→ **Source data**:
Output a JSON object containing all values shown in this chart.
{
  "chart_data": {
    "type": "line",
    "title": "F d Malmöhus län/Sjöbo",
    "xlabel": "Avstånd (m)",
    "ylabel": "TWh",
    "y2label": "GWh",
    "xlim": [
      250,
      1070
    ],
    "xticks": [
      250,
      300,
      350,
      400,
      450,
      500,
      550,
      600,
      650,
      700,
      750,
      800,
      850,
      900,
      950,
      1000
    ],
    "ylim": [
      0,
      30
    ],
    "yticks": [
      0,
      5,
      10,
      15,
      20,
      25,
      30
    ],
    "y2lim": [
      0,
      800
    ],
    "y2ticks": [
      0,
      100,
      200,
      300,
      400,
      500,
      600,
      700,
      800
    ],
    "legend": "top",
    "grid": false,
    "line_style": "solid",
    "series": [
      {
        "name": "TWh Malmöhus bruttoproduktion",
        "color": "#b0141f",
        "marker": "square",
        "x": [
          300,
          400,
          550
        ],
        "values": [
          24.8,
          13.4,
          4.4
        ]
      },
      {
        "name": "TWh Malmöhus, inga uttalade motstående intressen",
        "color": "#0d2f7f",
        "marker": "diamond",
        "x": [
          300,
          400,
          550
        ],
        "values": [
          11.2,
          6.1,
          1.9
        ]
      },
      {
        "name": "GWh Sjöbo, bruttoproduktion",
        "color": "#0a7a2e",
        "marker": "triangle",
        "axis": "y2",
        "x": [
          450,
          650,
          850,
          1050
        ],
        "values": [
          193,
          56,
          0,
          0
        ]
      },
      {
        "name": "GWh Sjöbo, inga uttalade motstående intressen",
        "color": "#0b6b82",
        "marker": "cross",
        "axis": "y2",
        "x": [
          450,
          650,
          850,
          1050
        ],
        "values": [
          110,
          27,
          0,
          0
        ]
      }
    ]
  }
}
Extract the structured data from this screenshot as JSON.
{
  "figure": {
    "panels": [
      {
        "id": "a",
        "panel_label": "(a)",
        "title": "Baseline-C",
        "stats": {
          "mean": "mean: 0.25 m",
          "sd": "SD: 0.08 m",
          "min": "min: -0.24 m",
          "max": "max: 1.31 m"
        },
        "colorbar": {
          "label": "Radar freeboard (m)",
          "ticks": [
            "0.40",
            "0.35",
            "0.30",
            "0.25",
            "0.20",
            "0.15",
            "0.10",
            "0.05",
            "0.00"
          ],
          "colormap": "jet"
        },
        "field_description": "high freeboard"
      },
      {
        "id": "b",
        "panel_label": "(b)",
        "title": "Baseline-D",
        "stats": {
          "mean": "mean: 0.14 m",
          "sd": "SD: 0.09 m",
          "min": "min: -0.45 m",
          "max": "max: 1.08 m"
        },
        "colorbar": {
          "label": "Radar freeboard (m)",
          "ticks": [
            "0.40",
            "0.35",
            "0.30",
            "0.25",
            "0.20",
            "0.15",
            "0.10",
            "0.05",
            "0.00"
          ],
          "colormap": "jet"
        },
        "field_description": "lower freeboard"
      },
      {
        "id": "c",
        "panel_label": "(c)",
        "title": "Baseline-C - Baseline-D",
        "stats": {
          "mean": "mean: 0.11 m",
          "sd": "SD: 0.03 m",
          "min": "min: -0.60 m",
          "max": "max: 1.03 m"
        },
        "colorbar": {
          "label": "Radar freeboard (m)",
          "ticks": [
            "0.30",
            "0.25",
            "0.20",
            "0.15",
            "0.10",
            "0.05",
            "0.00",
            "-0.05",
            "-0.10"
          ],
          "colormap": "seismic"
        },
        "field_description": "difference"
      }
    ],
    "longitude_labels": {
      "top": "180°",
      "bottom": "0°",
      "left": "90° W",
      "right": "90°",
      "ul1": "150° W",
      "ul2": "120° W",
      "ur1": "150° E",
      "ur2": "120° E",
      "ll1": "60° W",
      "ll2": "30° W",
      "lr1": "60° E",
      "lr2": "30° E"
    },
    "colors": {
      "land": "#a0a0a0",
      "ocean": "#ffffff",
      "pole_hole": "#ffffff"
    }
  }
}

→ **Given exercise**: Every line of the records that includes the word "motstående" should be gathered.

→ **Solution to this problem**:
        "name": "TWh Malmöhus, inga uttalade motstående intressen",
        "name": "GWh Sjöbo, inga uttalade motstående intressen",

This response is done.